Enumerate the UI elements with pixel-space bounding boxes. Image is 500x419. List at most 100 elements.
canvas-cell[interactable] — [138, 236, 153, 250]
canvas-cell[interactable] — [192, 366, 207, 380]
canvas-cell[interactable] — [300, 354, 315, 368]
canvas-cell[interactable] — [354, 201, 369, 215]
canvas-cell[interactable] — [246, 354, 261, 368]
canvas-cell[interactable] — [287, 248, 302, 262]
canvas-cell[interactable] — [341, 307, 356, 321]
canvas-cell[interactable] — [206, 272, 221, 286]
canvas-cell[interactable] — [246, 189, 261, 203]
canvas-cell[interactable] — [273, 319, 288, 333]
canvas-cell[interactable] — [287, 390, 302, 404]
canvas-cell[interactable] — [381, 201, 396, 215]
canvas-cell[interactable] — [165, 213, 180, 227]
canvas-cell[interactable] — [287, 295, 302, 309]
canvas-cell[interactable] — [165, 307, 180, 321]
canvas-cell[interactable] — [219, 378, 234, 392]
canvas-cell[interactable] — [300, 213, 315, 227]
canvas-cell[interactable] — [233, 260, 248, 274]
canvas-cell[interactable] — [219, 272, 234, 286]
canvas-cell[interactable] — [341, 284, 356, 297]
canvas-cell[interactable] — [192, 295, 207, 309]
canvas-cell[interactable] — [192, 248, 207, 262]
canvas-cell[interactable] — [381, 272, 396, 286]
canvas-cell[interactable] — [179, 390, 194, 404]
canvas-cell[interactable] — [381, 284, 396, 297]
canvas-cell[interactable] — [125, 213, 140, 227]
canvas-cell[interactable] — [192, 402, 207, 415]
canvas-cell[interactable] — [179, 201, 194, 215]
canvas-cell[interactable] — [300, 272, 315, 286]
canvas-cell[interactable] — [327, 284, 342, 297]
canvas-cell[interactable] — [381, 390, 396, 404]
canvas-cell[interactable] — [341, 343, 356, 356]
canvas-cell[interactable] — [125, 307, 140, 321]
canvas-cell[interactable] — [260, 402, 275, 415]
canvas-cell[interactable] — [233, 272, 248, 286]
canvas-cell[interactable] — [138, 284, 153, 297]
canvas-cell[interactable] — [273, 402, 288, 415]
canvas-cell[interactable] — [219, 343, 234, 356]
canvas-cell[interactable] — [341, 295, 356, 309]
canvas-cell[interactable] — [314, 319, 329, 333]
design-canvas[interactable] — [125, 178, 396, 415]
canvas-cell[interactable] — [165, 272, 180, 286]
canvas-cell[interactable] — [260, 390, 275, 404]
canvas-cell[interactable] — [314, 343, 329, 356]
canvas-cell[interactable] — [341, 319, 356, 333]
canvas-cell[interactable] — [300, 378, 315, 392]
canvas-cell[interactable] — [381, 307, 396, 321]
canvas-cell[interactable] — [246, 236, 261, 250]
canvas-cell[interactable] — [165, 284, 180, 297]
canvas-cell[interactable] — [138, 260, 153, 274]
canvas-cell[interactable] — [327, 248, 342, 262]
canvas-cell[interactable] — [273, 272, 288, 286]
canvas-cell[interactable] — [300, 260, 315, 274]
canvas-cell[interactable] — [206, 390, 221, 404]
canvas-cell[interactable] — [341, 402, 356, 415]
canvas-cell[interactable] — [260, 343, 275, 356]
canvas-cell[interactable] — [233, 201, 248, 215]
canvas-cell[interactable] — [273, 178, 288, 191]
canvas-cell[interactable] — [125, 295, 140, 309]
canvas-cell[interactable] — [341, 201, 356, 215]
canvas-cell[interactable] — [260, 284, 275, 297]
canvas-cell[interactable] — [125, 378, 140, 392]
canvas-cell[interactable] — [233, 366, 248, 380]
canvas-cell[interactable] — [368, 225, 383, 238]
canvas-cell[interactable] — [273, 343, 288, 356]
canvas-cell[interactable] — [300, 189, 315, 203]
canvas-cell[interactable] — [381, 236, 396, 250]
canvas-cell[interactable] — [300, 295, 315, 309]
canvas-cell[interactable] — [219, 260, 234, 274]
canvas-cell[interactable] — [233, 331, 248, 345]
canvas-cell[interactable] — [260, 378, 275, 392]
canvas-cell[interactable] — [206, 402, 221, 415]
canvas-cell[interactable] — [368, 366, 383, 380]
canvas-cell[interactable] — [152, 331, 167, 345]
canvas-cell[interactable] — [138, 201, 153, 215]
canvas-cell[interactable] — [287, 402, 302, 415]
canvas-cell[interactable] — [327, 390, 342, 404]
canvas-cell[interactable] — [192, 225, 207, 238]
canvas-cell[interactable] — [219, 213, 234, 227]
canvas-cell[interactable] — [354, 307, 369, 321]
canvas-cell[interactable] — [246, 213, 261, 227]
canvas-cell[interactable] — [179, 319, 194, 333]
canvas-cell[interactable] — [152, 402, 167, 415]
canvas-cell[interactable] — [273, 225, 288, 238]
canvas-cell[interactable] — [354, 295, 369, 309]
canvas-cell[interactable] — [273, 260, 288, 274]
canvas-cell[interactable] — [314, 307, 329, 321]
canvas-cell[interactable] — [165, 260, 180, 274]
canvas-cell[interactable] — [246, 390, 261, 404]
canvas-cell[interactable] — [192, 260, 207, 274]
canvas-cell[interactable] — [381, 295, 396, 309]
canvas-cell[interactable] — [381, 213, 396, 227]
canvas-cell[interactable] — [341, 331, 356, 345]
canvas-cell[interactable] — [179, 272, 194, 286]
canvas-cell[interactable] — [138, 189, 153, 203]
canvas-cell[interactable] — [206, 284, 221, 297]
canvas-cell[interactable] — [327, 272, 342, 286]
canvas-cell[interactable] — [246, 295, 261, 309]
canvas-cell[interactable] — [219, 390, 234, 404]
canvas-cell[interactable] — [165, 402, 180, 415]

▶ _SET PROBLEM_:
Reproduce each of the entries above word for word, with every line unchanged and in the same order.

▶ _CORRECT ANSWER_:
Enumerate the UI elements with pixel-space bounding boxes. Image is 500x419. List at most 100 elements.
canvas-cell[interactable] — [138, 236, 153, 250]
canvas-cell[interactable] — [192, 366, 207, 380]
canvas-cell[interactable] — [300, 354, 315, 368]
canvas-cell[interactable] — [354, 201, 369, 215]
canvas-cell[interactable] — [246, 354, 261, 368]
canvas-cell[interactable] — [287, 248, 302, 262]
canvas-cell[interactable] — [341, 307, 356, 321]
canvas-cell[interactable] — [206, 272, 221, 286]
canvas-cell[interactable] — [246, 189, 261, 203]
canvas-cell[interactable] — [273, 319, 288, 333]
canvas-cell[interactable] — [287, 390, 302, 404]
canvas-cell[interactable] — [381, 201, 396, 215]
canvas-cell[interactable] — [165, 213, 180, 227]
canvas-cell[interactable] — [287, 295, 302, 309]
canvas-cell[interactable] — [165, 307, 180, 321]
canvas-cell[interactable] — [219, 378, 234, 392]
canvas-cell[interactable] — [300, 213, 315, 227]
canvas-cell[interactable] — [233, 260, 248, 274]
canvas-cell[interactable] — [219, 272, 234, 286]
canvas-cell[interactable] — [341, 284, 356, 297]
canvas-cell[interactable] — [192, 295, 207, 309]
canvas-cell[interactable] — [192, 248, 207, 262]
canvas-cell[interactable] — [381, 272, 396, 286]
canvas-cell[interactable] — [179, 390, 194, 404]
canvas-cell[interactable] — [381, 284, 396, 297]
canvas-cell[interactable] — [125, 213, 140, 227]
canvas-cell[interactable] — [192, 402, 207, 415]
canvas-cell[interactable] — [179, 201, 194, 215]
canvas-cell[interactable] — [300, 272, 315, 286]
canvas-cell[interactable] — [327, 284, 342, 297]
canvas-cell[interactable] — [381, 390, 396, 404]
canvas-cell[interactable] — [341, 343, 356, 356]
canvas-cell[interactable] — [125, 307, 140, 321]
canvas-cell[interactable] — [260, 402, 275, 415]
canvas-cell[interactable] — [233, 272, 248, 286]
canvas-cell[interactable] — [138, 284, 153, 297]
canvas-cell[interactable] — [273, 402, 288, 415]
canvas-cell[interactable] — [219, 343, 234, 356]
canvas-cell[interactable] — [341, 295, 356, 309]
canvas-cell[interactable] — [314, 319, 329, 333]
design-canvas[interactable] — [125, 178, 396, 415]
canvas-cell[interactable] — [165, 272, 180, 286]
canvas-cell[interactable] — [260, 390, 275, 404]
canvas-cell[interactable] — [314, 343, 329, 356]
canvas-cell[interactable] — [341, 319, 356, 333]
canvas-cell[interactable] — [300, 378, 315, 392]
canvas-cell[interactable] — [381, 307, 396, 321]
canvas-cell[interactable] — [246, 236, 261, 250]
canvas-cell[interactable] — [165, 284, 180, 297]
canvas-cell[interactable] — [138, 260, 153, 274]
canvas-cell[interactable] — [327, 248, 342, 262]
canvas-cell[interactable] — [273, 272, 288, 286]
canvas-cell[interactable] — [300, 260, 315, 274]
canvas-cell[interactable] — [206, 390, 221, 404]
canvas-cell[interactable] — [341, 402, 356, 415]
canvas-cell[interactable] — [260, 343, 275, 356]
canvas-cell[interactable] — [233, 201, 248, 215]
canvas-cell[interactable] — [273, 178, 288, 191]
canvas-cell[interactable] — [125, 295, 140, 309]
canvas-cell[interactable] — [341, 201, 356, 215]
canvas-cell[interactable] — [260, 284, 275, 297]
canvas-cell[interactable] — [125, 378, 140, 392]
canvas-cell[interactable] — [233, 366, 248, 380]
canvas-cell[interactable] — [368, 225, 383, 238]
canvas-cell[interactable] — [273, 343, 288, 356]
canvas-cell[interactable] — [300, 189, 315, 203]
canvas-cell[interactable] — [381, 236, 396, 250]
canvas-cell[interactable] — [300, 295, 315, 309]
canvas-cell[interactable] — [219, 260, 234, 274]
canvas-cell[interactable] — [233, 331, 248, 345]
canvas-cell[interactable] — [260, 378, 275, 392]
canvas-cell[interactable] — [206, 402, 221, 415]
canvas-cell[interactable] — [368, 366, 383, 380]
canvas-cell[interactable] — [152, 331, 167, 345]
canvas-cell[interactable] — [138, 201, 153, 215]
canvas-cell[interactable] — [287, 402, 302, 415]
canvas-cell[interactable] — [327, 390, 342, 404]
canvas-cell[interactable] — [192, 225, 207, 238]
canvas-cell[interactable] — [219, 213, 234, 227]
canvas-cell[interactable] — [354, 307, 369, 321]
canvas-cell[interactable] — [246, 213, 261, 227]
canvas-cell[interactable] — [179, 319, 194, 333]
canvas-cell[interactable] — [152, 402, 167, 415]
canvas-cell[interactable] — [273, 225, 288, 238]
canvas-cell[interactable] — [354, 295, 369, 309]
canvas-cell[interactable] — [273, 260, 288, 274]
canvas-cell[interactable] — [314, 307, 329, 321]
canvas-cell[interactable] — [165, 260, 180, 274]
canvas-cell[interactable] — [246, 390, 261, 404]
canvas-cell[interactable] — [192, 260, 207, 274]
canvas-cell[interactable] — [381, 295, 396, 309]
canvas-cell[interactable] — [381, 213, 396, 227]
canvas-cell[interactable] — [341, 331, 356, 345]
canvas-cell[interactable] — [179, 272, 194, 286]
canvas-cell[interactable] — [138, 189, 153, 203]
canvas-cell[interactable] — [206, 284, 221, 297]
canvas-cell[interactable] — [327, 272, 342, 286]
canvas-cell[interactable] — [246, 295, 261, 309]
canvas-cell[interactable] — [219, 390, 234, 404]
canvas-cell[interactable] — [165, 402, 180, 415]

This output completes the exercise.